### [SHORT PROBLEM]
Set the data down again, exactly as it reads, but without the pictures.

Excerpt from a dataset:
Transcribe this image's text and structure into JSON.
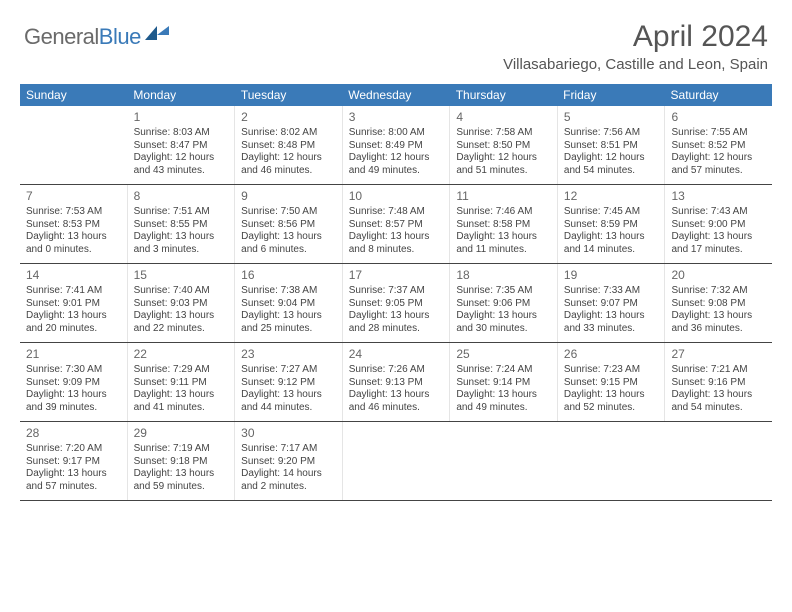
{
  "logo": {
    "text_general": "General",
    "text_blue": "Blue"
  },
  "title": "April 2024",
  "subtitle": "Villasabariego, Castille and Leon, Spain",
  "colors": {
    "header_bg": "#3a7ab8",
    "header_fg": "#ffffff",
    "row_border": "#444444",
    "cell_border": "#e5e5e5",
    "text": "#444444",
    "title_color": "#555555",
    "logo_gray": "#6a6a6a",
    "logo_blue": "#3a7ab8"
  },
  "days_of_week": [
    "Sunday",
    "Monday",
    "Tuesday",
    "Wednesday",
    "Thursday",
    "Friday",
    "Saturday"
  ],
  "weeks": [
    [
      null,
      {
        "n": "1",
        "sr": "Sunrise: 8:03 AM",
        "ss": "Sunset: 8:47 PM",
        "d1": "Daylight: 12 hours",
        "d2": "and 43 minutes."
      },
      {
        "n": "2",
        "sr": "Sunrise: 8:02 AM",
        "ss": "Sunset: 8:48 PM",
        "d1": "Daylight: 12 hours",
        "d2": "and 46 minutes."
      },
      {
        "n": "3",
        "sr": "Sunrise: 8:00 AM",
        "ss": "Sunset: 8:49 PM",
        "d1": "Daylight: 12 hours",
        "d2": "and 49 minutes."
      },
      {
        "n": "4",
        "sr": "Sunrise: 7:58 AM",
        "ss": "Sunset: 8:50 PM",
        "d1": "Daylight: 12 hours",
        "d2": "and 51 minutes."
      },
      {
        "n": "5",
        "sr": "Sunrise: 7:56 AM",
        "ss": "Sunset: 8:51 PM",
        "d1": "Daylight: 12 hours",
        "d2": "and 54 minutes."
      },
      {
        "n": "6",
        "sr": "Sunrise: 7:55 AM",
        "ss": "Sunset: 8:52 PM",
        "d1": "Daylight: 12 hours",
        "d2": "and 57 minutes."
      }
    ],
    [
      {
        "n": "7",
        "sr": "Sunrise: 7:53 AM",
        "ss": "Sunset: 8:53 PM",
        "d1": "Daylight: 13 hours",
        "d2": "and 0 minutes."
      },
      {
        "n": "8",
        "sr": "Sunrise: 7:51 AM",
        "ss": "Sunset: 8:55 PM",
        "d1": "Daylight: 13 hours",
        "d2": "and 3 minutes."
      },
      {
        "n": "9",
        "sr": "Sunrise: 7:50 AM",
        "ss": "Sunset: 8:56 PM",
        "d1": "Daylight: 13 hours",
        "d2": "and 6 minutes."
      },
      {
        "n": "10",
        "sr": "Sunrise: 7:48 AM",
        "ss": "Sunset: 8:57 PM",
        "d1": "Daylight: 13 hours",
        "d2": "and 8 minutes."
      },
      {
        "n": "11",
        "sr": "Sunrise: 7:46 AM",
        "ss": "Sunset: 8:58 PM",
        "d1": "Daylight: 13 hours",
        "d2": "and 11 minutes."
      },
      {
        "n": "12",
        "sr": "Sunrise: 7:45 AM",
        "ss": "Sunset: 8:59 PM",
        "d1": "Daylight: 13 hours",
        "d2": "and 14 minutes."
      },
      {
        "n": "13",
        "sr": "Sunrise: 7:43 AM",
        "ss": "Sunset: 9:00 PM",
        "d1": "Daylight: 13 hours",
        "d2": "and 17 minutes."
      }
    ],
    [
      {
        "n": "14",
        "sr": "Sunrise: 7:41 AM",
        "ss": "Sunset: 9:01 PM",
        "d1": "Daylight: 13 hours",
        "d2": "and 20 minutes."
      },
      {
        "n": "15",
        "sr": "Sunrise: 7:40 AM",
        "ss": "Sunset: 9:03 PM",
        "d1": "Daylight: 13 hours",
        "d2": "and 22 minutes."
      },
      {
        "n": "16",
        "sr": "Sunrise: 7:38 AM",
        "ss": "Sunset: 9:04 PM",
        "d1": "Daylight: 13 hours",
        "d2": "and 25 minutes."
      },
      {
        "n": "17",
        "sr": "Sunrise: 7:37 AM",
        "ss": "Sunset: 9:05 PM",
        "d1": "Daylight: 13 hours",
        "d2": "and 28 minutes."
      },
      {
        "n": "18",
        "sr": "Sunrise: 7:35 AM",
        "ss": "Sunset: 9:06 PM",
        "d1": "Daylight: 13 hours",
        "d2": "and 30 minutes."
      },
      {
        "n": "19",
        "sr": "Sunrise: 7:33 AM",
        "ss": "Sunset: 9:07 PM",
        "d1": "Daylight: 13 hours",
        "d2": "and 33 minutes."
      },
      {
        "n": "20",
        "sr": "Sunrise: 7:32 AM",
        "ss": "Sunset: 9:08 PM",
        "d1": "Daylight: 13 hours",
        "d2": "and 36 minutes."
      }
    ],
    [
      {
        "n": "21",
        "sr": "Sunrise: 7:30 AM",
        "ss": "Sunset: 9:09 PM",
        "d1": "Daylight: 13 hours",
        "d2": "and 39 minutes."
      },
      {
        "n": "22",
        "sr": "Sunrise: 7:29 AM",
        "ss": "Sunset: 9:11 PM",
        "d1": "Daylight: 13 hours",
        "d2": "and 41 minutes."
      },
      {
        "n": "23",
        "sr": "Sunrise: 7:27 AM",
        "ss": "Sunset: 9:12 PM",
        "d1": "Daylight: 13 hours",
        "d2": "and 44 minutes."
      },
      {
        "n": "24",
        "sr": "Sunrise: 7:26 AM",
        "ss": "Sunset: 9:13 PM",
        "d1": "Daylight: 13 hours",
        "d2": "and 46 minutes."
      },
      {
        "n": "25",
        "sr": "Sunrise: 7:24 AM",
        "ss": "Sunset: 9:14 PM",
        "d1": "Daylight: 13 hours",
        "d2": "and 49 minutes."
      },
      {
        "n": "26",
        "sr": "Sunrise: 7:23 AM",
        "ss": "Sunset: 9:15 PM",
        "d1": "Daylight: 13 hours",
        "d2": "and 52 minutes."
      },
      {
        "n": "27",
        "sr": "Sunrise: 7:21 AM",
        "ss": "Sunset: 9:16 PM",
        "d1": "Daylight: 13 hours",
        "d2": "and 54 minutes."
      }
    ],
    [
      {
        "n": "28",
        "sr": "Sunrise: 7:20 AM",
        "ss": "Sunset: 9:17 PM",
        "d1": "Daylight: 13 hours",
        "d2": "and 57 minutes."
      },
      {
        "n": "29",
        "sr": "Sunrise: 7:19 AM",
        "ss": "Sunset: 9:18 PM",
        "d1": "Daylight: 13 hours",
        "d2": "and 59 minutes."
      },
      {
        "n": "30",
        "sr": "Sunrise: 7:17 AM",
        "ss": "Sunset: 9:20 PM",
        "d1": "Daylight: 14 hours",
        "d2": "and 2 minutes."
      },
      null,
      null,
      null,
      null
    ]
  ]
}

### [FINISHED TASK]
Transcribe this image's text and structure into JSON.
{
  "logo": {
    "text_general": "General",
    "text_blue": "Blue"
  },
  "title": "April 2024",
  "subtitle": "Villasabariego, Castille and Leon, Spain",
  "colors": {
    "header_bg": "#3a7ab8",
    "header_fg": "#ffffff",
    "row_border": "#444444",
    "cell_border": "#e5e5e5",
    "text": "#444444",
    "title_color": "#555555",
    "logo_gray": "#6a6a6a",
    "logo_blue": "#3a7ab8"
  },
  "days_of_week": [
    "Sunday",
    "Monday",
    "Tuesday",
    "Wednesday",
    "Thursday",
    "Friday",
    "Saturday"
  ],
  "weeks": [
    [
      null,
      {
        "n": "1",
        "sr": "Sunrise: 8:03 AM",
        "ss": "Sunset: 8:47 PM",
        "d1": "Daylight: 12 hours",
        "d2": "and 43 minutes."
      },
      {
        "n": "2",
        "sr": "Sunrise: 8:02 AM",
        "ss": "Sunset: 8:48 PM",
        "d1": "Daylight: 12 hours",
        "d2": "and 46 minutes."
      },
      {
        "n": "3",
        "sr": "Sunrise: 8:00 AM",
        "ss": "Sunset: 8:49 PM",
        "d1": "Daylight: 12 hours",
        "d2": "and 49 minutes."
      },
      {
        "n": "4",
        "sr": "Sunrise: 7:58 AM",
        "ss": "Sunset: 8:50 PM",
        "d1": "Daylight: 12 hours",
        "d2": "and 51 minutes."
      },
      {
        "n": "5",
        "sr": "Sunrise: 7:56 AM",
        "ss": "Sunset: 8:51 PM",
        "d1": "Daylight: 12 hours",
        "d2": "and 54 minutes."
      },
      {
        "n": "6",
        "sr": "Sunrise: 7:55 AM",
        "ss": "Sunset: 8:52 PM",
        "d1": "Daylight: 12 hours",
        "d2": "and 57 minutes."
      }
    ],
    [
      {
        "n": "7",
        "sr": "Sunrise: 7:53 AM",
        "ss": "Sunset: 8:53 PM",
        "d1": "Daylight: 13 hours",
        "d2": "and 0 minutes."
      },
      {
        "n": "8",
        "sr": "Sunrise: 7:51 AM",
        "ss": "Sunset: 8:55 PM",
        "d1": "Daylight: 13 hours",
        "d2": "and 3 minutes."
      },
      {
        "n": "9",
        "sr": "Sunrise: 7:50 AM",
        "ss": "Sunset: 8:56 PM",
        "d1": "Daylight: 13 hours",
        "d2": "and 6 minutes."
      },
      {
        "n": "10",
        "sr": "Sunrise: 7:48 AM",
        "ss": "Sunset: 8:57 PM",
        "d1": "Daylight: 13 hours",
        "d2": "and 8 minutes."
      },
      {
        "n": "11",
        "sr": "Sunrise: 7:46 AM",
        "ss": "Sunset: 8:58 PM",
        "d1": "Daylight: 13 hours",
        "d2": "and 11 minutes."
      },
      {
        "n": "12",
        "sr": "Sunrise: 7:45 AM",
        "ss": "Sunset: 8:59 PM",
        "d1": "Daylight: 13 hours",
        "d2": "and 14 minutes."
      },
      {
        "n": "13",
        "sr": "Sunrise: 7:43 AM",
        "ss": "Sunset: 9:00 PM",
        "d1": "Daylight: 13 hours",
        "d2": "and 17 minutes."
      }
    ],
    [
      {
        "n": "14",
        "sr": "Sunrise: 7:41 AM",
        "ss": "Sunset: 9:01 PM",
        "d1": "Daylight: 13 hours",
        "d2": "and 20 minutes."
      },
      {
        "n": "15",
        "sr": "Sunrise: 7:40 AM",
        "ss": "Sunset: 9:03 PM",
        "d1": "Daylight: 13 hours",
        "d2": "and 22 minutes."
      },
      {
        "n": "16",
        "sr": "Sunrise: 7:38 AM",
        "ss": "Sunset: 9:04 PM",
        "d1": "Daylight: 13 hours",
        "d2": "and 25 minutes."
      },
      {
        "n": "17",
        "sr": "Sunrise: 7:37 AM",
        "ss": "Sunset: 9:05 PM",
        "d1": "Daylight: 13 hours",
        "d2": "and 28 minutes."
      },
      {
        "n": "18",
        "sr": "Sunrise: 7:35 AM",
        "ss": "Sunset: 9:06 PM",
        "d1": "Daylight: 13 hours",
        "d2": "and 30 minutes."
      },
      {
        "n": "19",
        "sr": "Sunrise: 7:33 AM",
        "ss": "Sunset: 9:07 PM",
        "d1": "Daylight: 13 hours",
        "d2": "and 33 minutes."
      },
      {
        "n": "20",
        "sr": "Sunrise: 7:32 AM",
        "ss": "Sunset: 9:08 PM",
        "d1": "Daylight: 13 hours",
        "d2": "and 36 minutes."
      }
    ],
    [
      {
        "n": "21",
        "sr": "Sunrise: 7:30 AM",
        "ss": "Sunset: 9:09 PM",
        "d1": "Daylight: 13 hours",
        "d2": "and 39 minutes."
      },
      {
        "n": "22",
        "sr": "Sunrise: 7:29 AM",
        "ss": "Sunset: 9:11 PM",
        "d1": "Daylight: 13 hours",
        "d2": "and 41 minutes."
      },
      {
        "n": "23",
        "sr": "Sunrise: 7:27 AM",
        "ss": "Sunset: 9:12 PM",
        "d1": "Daylight: 13 hours",
        "d2": "and 44 minutes."
      },
      {
        "n": "24",
        "sr": "Sunrise: 7:26 AM",
        "ss": "Sunset: 9:13 PM",
        "d1": "Daylight: 13 hours",
        "d2": "and 46 minutes."
      },
      {
        "n": "25",
        "sr": "Sunrise: 7:24 AM",
        "ss": "Sunset: 9:14 PM",
        "d1": "Daylight: 13 hours",
        "d2": "and 49 minutes."
      },
      {
        "n": "26",
        "sr": "Sunrise: 7:23 AM",
        "ss": "Sunset: 9:15 PM",
        "d1": "Daylight: 13 hours",
        "d2": "and 52 minutes."
      },
      {
        "n": "27",
        "sr": "Sunrise: 7:21 AM",
        "ss": "Sunset: 9:16 PM",
        "d1": "Daylight: 13 hours",
        "d2": "and 54 minutes."
      }
    ],
    [
      {
        "n": "28",
        "sr": "Sunrise: 7:20 AM",
        "ss": "Sunset: 9:17 PM",
        "d1": "Daylight: 13 hours",
        "d2": "and 57 minutes."
      },
      {
        "n": "29",
        "sr": "Sunrise: 7:19 AM",
        "ss": "Sunset: 9:18 PM",
        "d1": "Daylight: 13 hours",
        "d2": "and 59 minutes."
      },
      {
        "n": "30",
        "sr": "Sunrise: 7:17 AM",
        "ss": "Sunset: 9:20 PM",
        "d1": "Daylight: 14 hours",
        "d2": "and 2 minutes."
      },
      null,
      null,
      null,
      null
    ]
  ]
}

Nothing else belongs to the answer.